*Input rows*:
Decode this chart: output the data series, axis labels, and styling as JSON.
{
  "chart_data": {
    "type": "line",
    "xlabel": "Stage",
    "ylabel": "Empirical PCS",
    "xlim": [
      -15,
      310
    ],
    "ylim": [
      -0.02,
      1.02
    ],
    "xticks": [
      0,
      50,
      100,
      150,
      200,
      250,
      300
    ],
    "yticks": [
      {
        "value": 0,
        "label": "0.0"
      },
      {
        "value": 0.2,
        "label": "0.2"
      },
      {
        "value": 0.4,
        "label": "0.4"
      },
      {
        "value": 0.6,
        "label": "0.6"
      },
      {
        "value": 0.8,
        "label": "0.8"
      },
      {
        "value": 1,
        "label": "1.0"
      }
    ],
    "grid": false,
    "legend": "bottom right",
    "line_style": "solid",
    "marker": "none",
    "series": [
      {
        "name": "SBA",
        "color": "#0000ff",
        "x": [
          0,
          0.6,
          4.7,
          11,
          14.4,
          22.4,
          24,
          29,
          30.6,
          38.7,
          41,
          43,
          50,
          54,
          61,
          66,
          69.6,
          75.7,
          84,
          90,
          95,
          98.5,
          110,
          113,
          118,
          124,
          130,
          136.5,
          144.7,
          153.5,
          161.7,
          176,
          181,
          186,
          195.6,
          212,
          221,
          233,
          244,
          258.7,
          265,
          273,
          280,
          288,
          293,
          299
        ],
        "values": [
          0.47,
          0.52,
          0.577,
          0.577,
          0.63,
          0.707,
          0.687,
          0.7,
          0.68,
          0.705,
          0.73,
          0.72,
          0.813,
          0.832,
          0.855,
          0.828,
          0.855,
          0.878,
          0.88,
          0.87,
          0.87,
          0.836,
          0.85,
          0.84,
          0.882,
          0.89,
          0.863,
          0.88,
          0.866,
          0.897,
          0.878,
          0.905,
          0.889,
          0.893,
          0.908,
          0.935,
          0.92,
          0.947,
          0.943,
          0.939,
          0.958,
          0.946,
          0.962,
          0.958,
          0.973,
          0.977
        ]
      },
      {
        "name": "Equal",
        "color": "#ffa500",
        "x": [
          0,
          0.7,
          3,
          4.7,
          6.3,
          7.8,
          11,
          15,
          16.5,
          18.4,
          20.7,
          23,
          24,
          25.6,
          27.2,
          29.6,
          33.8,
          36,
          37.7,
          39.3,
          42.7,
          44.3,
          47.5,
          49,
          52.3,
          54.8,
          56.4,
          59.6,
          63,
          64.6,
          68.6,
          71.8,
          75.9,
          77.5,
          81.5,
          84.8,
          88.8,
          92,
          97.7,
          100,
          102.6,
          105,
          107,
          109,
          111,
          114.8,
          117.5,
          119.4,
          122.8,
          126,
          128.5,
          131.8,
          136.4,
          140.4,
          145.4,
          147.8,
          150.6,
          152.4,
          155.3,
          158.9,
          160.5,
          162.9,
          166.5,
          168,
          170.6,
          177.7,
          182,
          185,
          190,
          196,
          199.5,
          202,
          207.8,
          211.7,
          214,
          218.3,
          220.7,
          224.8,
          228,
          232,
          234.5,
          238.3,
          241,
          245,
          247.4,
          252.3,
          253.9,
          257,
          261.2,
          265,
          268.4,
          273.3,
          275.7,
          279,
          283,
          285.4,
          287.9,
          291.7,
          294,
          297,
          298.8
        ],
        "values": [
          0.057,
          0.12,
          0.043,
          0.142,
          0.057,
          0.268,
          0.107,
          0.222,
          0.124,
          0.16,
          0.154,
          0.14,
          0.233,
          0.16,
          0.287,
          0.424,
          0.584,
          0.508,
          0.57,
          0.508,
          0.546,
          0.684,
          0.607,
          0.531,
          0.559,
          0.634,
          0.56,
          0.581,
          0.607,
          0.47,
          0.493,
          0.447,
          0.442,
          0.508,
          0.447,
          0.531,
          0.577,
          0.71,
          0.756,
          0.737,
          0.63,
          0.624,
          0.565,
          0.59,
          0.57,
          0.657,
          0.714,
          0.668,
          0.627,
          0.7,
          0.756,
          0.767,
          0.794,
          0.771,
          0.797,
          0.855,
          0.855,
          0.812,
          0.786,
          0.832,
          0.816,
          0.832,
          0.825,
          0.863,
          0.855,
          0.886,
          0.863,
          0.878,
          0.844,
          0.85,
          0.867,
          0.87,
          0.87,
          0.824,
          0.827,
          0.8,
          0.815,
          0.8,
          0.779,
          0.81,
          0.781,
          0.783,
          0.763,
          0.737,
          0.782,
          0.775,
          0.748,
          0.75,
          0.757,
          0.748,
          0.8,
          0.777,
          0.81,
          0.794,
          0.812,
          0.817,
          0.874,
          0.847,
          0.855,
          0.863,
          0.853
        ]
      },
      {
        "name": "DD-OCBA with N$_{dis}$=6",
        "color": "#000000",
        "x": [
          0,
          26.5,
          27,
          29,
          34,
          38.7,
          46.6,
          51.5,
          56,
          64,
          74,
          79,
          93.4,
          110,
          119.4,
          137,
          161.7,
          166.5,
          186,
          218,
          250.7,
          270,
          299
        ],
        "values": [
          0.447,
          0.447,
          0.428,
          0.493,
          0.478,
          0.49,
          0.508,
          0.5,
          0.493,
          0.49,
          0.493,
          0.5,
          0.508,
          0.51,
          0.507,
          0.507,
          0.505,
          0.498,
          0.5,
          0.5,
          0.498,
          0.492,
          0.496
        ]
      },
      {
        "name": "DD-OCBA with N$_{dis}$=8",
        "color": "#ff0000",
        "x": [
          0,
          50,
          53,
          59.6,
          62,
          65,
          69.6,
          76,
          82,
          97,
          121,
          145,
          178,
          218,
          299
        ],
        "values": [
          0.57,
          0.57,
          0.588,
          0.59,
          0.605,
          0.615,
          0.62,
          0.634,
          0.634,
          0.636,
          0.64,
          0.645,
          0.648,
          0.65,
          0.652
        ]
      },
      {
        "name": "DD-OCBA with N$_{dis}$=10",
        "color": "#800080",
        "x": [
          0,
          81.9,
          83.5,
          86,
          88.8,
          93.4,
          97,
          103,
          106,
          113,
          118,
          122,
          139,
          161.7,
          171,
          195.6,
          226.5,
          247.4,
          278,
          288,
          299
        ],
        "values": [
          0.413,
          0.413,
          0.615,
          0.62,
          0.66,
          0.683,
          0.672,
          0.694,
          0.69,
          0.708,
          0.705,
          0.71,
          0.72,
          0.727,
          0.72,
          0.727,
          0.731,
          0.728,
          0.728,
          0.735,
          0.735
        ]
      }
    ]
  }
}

--

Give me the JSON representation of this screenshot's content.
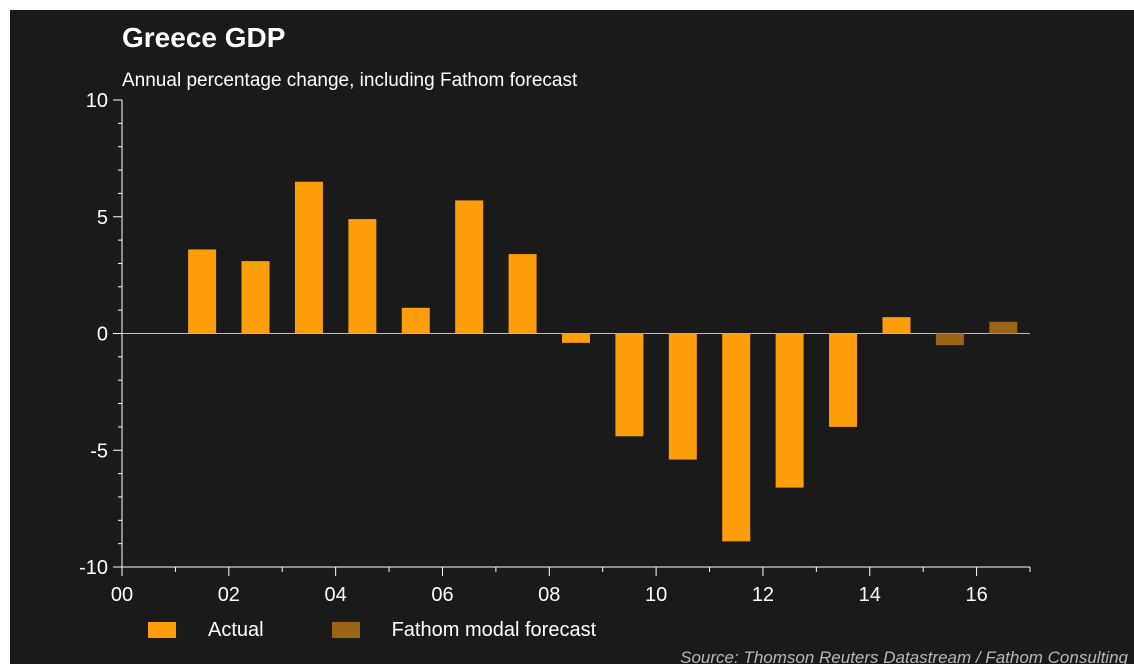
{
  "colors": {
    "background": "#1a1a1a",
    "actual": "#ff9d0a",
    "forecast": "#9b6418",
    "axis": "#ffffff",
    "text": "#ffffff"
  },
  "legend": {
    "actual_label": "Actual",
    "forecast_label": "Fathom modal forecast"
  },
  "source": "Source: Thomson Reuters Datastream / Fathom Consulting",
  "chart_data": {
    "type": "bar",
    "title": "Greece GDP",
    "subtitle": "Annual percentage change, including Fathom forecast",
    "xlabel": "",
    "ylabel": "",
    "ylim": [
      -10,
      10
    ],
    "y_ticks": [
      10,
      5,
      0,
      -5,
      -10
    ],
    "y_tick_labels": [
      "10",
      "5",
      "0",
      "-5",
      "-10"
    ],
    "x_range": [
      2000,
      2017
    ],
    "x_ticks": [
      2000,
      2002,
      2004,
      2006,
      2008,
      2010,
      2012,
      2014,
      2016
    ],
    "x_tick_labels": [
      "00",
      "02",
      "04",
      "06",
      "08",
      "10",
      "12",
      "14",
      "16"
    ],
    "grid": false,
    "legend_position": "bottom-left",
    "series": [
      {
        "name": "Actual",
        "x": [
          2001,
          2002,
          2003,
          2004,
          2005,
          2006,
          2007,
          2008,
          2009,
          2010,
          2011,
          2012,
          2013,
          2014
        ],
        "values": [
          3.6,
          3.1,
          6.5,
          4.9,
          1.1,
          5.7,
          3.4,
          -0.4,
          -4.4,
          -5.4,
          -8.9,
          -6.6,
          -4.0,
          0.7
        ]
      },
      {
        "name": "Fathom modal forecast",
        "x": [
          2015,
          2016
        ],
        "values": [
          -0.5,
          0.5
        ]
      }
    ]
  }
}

*Your goal*: Tally the lines above containing "modal". Answer with the count only.

*Exercise result*: 2